- CONSIGNE -
Répondez aux questions suivantes à partir de l'extrait sur les ressources des organisations.
(a) Comment North qualifie-t-il les connaissances et les capacités des organisations ?
(b) Quels concepts les pistes fournies par North permettent-elles de mettre en relation ?
(c) Par quelle approche ces pistes ont-elles été complétées, et sous quel autre nom est-elle connue ?

- EXTRAIT SOURCE -
2.3.2 Focus : les ressources des organisations

Dans les écrits de North, les connaissances et les capacités des organisations sont des « facteurs critiques » de leur réussite (North, 1990, p 74). L’analyse de North porte à la fois sur l’acquisition de connaissances par l’apprentissage et sur l’influence de l’environnement qui oriente l’apprentissage, au travers des perceptions mentales, en dictant le type de connaissances nécessaires (North, 1990, p 75). Les pistes fournies sont stimulantes, dans le sens où elles permettent une mise en relation des concepts de modèles mentaux, d’apprentissage et de capacités. Elles sont cependant incomplètes et ne permettent pas précisément d’analyser les capacités des organisations et de comprendre les différences de comportements stratégiques. Nous avons complété ces pistes par l’approche des ressources et des capacités (Arrègle et Quélin, 2000), encore appelée « Resource Based View ».

Données enregistrées:

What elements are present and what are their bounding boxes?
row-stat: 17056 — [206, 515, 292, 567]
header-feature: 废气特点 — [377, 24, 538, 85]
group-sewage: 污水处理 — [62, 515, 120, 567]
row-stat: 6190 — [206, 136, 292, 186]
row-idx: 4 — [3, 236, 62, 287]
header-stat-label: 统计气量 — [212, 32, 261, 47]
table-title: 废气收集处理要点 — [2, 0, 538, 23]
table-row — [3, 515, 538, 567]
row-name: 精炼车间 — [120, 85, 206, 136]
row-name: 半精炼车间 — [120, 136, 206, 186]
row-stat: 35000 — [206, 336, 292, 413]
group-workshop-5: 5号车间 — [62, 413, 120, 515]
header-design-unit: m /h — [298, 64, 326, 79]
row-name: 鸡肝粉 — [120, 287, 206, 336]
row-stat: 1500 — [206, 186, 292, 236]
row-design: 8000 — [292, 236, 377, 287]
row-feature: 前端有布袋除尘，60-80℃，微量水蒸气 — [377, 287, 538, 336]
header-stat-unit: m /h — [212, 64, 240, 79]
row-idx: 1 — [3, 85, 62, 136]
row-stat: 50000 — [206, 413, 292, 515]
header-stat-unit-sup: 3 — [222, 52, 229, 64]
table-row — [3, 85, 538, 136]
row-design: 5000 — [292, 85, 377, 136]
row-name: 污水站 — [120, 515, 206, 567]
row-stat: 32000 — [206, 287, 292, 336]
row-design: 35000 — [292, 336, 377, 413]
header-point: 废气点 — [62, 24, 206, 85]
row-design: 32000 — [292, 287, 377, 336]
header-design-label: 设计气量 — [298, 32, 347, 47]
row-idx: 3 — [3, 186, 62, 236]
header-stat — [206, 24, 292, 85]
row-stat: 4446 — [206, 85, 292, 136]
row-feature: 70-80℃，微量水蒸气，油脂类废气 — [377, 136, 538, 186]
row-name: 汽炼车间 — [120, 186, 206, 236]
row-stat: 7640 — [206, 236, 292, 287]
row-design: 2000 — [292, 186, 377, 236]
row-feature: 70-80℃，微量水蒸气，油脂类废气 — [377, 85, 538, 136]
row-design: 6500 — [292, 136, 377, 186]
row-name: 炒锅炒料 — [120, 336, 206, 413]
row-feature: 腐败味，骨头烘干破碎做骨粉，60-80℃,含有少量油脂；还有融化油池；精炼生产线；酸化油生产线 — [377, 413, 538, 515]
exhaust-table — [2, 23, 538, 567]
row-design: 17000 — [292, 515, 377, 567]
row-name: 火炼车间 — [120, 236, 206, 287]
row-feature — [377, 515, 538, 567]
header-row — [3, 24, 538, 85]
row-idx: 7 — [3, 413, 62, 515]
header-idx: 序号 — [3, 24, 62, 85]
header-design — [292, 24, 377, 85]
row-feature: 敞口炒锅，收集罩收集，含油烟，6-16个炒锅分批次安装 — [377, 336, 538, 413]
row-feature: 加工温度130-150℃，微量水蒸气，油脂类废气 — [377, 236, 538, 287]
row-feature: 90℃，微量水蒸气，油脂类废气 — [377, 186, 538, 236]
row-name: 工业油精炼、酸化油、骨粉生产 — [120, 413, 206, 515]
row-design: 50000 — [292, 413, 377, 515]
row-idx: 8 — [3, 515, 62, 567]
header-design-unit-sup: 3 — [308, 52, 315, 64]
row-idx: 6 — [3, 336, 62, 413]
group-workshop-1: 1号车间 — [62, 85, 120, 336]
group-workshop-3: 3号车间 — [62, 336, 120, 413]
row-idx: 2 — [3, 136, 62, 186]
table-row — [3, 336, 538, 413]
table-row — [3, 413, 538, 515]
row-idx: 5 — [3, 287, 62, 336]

- RÉPONSE -
(a) Il les qualifie de « facteurs critiques » de la réussite des organisations.
(b) Elles permettent de mettre en relation les concepts de modèles mentaux, d'apprentissage et de capacités.
(c) Elles ont été complétées par l'approche des ressources et des capacités (Arrègle et Quélin, 2000), encore appelée « Resource Based View ».